--- STORED RECORDS ---
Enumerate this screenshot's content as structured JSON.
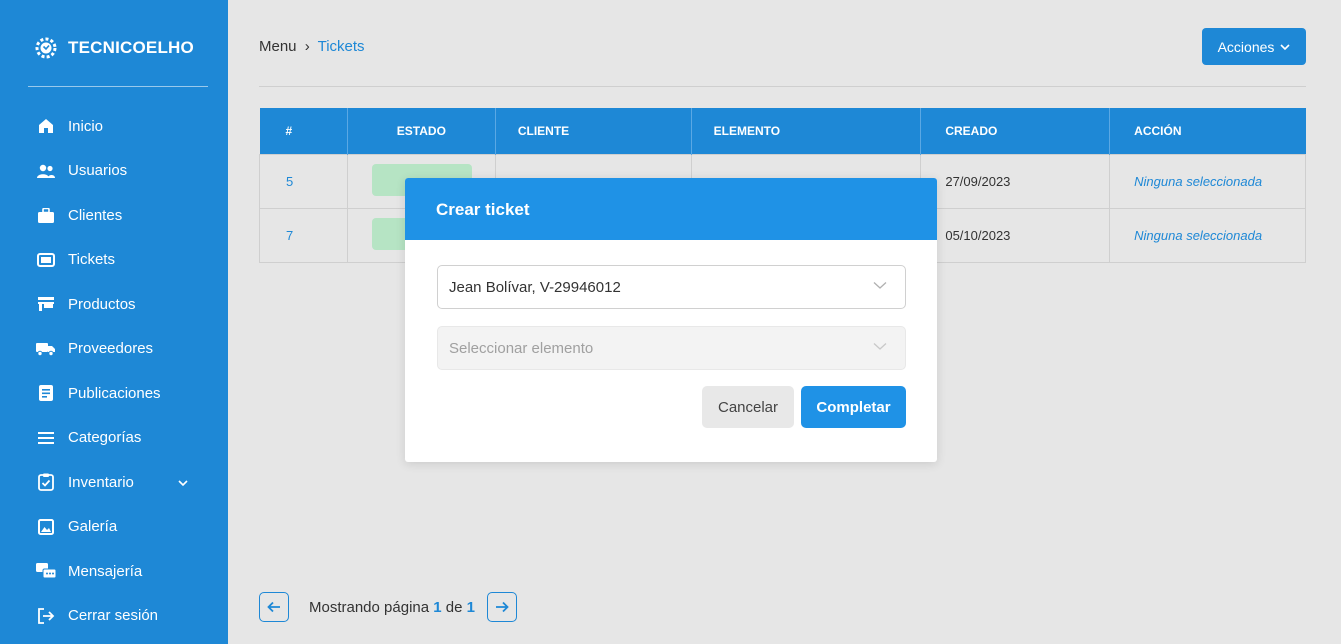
{
  "brand": {
    "name": "TECNICOELHO"
  },
  "sidebar": {
    "items": [
      {
        "label": "Inicio",
        "icon": "home-icon"
      },
      {
        "label": "Usuarios",
        "icon": "users-icon"
      },
      {
        "label": "Clientes",
        "icon": "briefcase-icon"
      },
      {
        "label": "Tickets",
        "icon": "ticket-icon"
      },
      {
        "label": "Productos",
        "icon": "store-icon"
      },
      {
        "label": "Proveedores",
        "icon": "truck-icon"
      },
      {
        "label": "Publicaciones",
        "icon": "document-icon"
      },
      {
        "label": "Categorías",
        "icon": "list-icon"
      },
      {
        "label": "Inventario",
        "icon": "clipboard-check-icon"
      },
      {
        "label": "Galería",
        "icon": "image-icon"
      },
      {
        "label": "Mensajería",
        "icon": "message-icon"
      },
      {
        "label": "Cerrar sesión",
        "icon": "logout-icon"
      }
    ]
  },
  "breadcrumb": {
    "root": "Menu",
    "separator": "›",
    "current": "Tickets"
  },
  "header": {
    "actions_label": "Acciones"
  },
  "table": {
    "columns": [
      "#",
      "ESTADO",
      "CLIENTE",
      "ELEMENTO",
      "CREADO",
      "ACCIÓN"
    ],
    "rows": [
      {
        "num": "5",
        "estado": "",
        "cliente": "",
        "elemento": "",
        "creado": "27/09/2023",
        "accion": "Ninguna seleccionada"
      },
      {
        "num": "7",
        "estado": "",
        "cliente": "",
        "elemento": "",
        "creado": "05/10/2023",
        "accion": "Ninguna seleccionada"
      }
    ]
  },
  "pagination": {
    "prefix": "Mostrando página",
    "current": "1",
    "of": "de",
    "total": "1"
  },
  "modal": {
    "title": "Crear ticket",
    "client_value": "Jean Bolívar, V-29946012",
    "element_placeholder": "Seleccionar elemento",
    "cancel_label": "Cancelar",
    "complete_label": "Completar"
  },
  "colors": {
    "primary": "#1e88d6",
    "modal_header": "#1f92e6",
    "status_bg": "#b6e4c4",
    "background": "#e6e6e6"
  }
}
---
▶ EXERCISE INSTRUCTIONS
Without the pictures, restate all of the entries above verbatim.

▶ RESULT OF THE EXERCISE
Enumerate this screenshot's content as structured JSON.
{
  "brand": {
    "name": "TECNICOELHO"
  },
  "sidebar": {
    "items": [
      {
        "label": "Inicio",
        "icon": "home-icon"
      },
      {
        "label": "Usuarios",
        "icon": "users-icon"
      },
      {
        "label": "Clientes",
        "icon": "briefcase-icon"
      },
      {
        "label": "Tickets",
        "icon": "ticket-icon"
      },
      {
        "label": "Productos",
        "icon": "store-icon"
      },
      {
        "label": "Proveedores",
        "icon": "truck-icon"
      },
      {
        "label": "Publicaciones",
        "icon": "document-icon"
      },
      {
        "label": "Categorías",
        "icon": "list-icon"
      },
      {
        "label": "Inventario",
        "icon": "clipboard-check-icon"
      },
      {
        "label": "Galería",
        "icon": "image-icon"
      },
      {
        "label": "Mensajería",
        "icon": "message-icon"
      },
      {
        "label": "Cerrar sesión",
        "icon": "logout-icon"
      }
    ]
  },
  "breadcrumb": {
    "root": "Menu",
    "separator": "›",
    "current": "Tickets"
  },
  "header": {
    "actions_label": "Acciones"
  },
  "table": {
    "columns": [
      "#",
      "ESTADO",
      "CLIENTE",
      "ELEMENTO",
      "CREADO",
      "ACCIÓN"
    ],
    "rows": [
      {
        "num": "5",
        "estado": "",
        "cliente": "",
        "elemento": "",
        "creado": "27/09/2023",
        "accion": "Ninguna seleccionada"
      },
      {
        "num": "7",
        "estado": "",
        "cliente": "",
        "elemento": "",
        "creado": "05/10/2023",
        "accion": "Ninguna seleccionada"
      }
    ]
  },
  "pagination": {
    "prefix": "Mostrando página",
    "current": "1",
    "of": "de",
    "total": "1"
  },
  "modal": {
    "title": "Crear ticket",
    "client_value": "Jean Bolívar, V-29946012",
    "element_placeholder": "Seleccionar elemento",
    "cancel_label": "Cancelar",
    "complete_label": "Completar"
  },
  "colors": {
    "primary": "#1e88d6",
    "modal_header": "#1f92e6",
    "status_bg": "#b6e4c4",
    "background": "#e6e6e6"
  }
}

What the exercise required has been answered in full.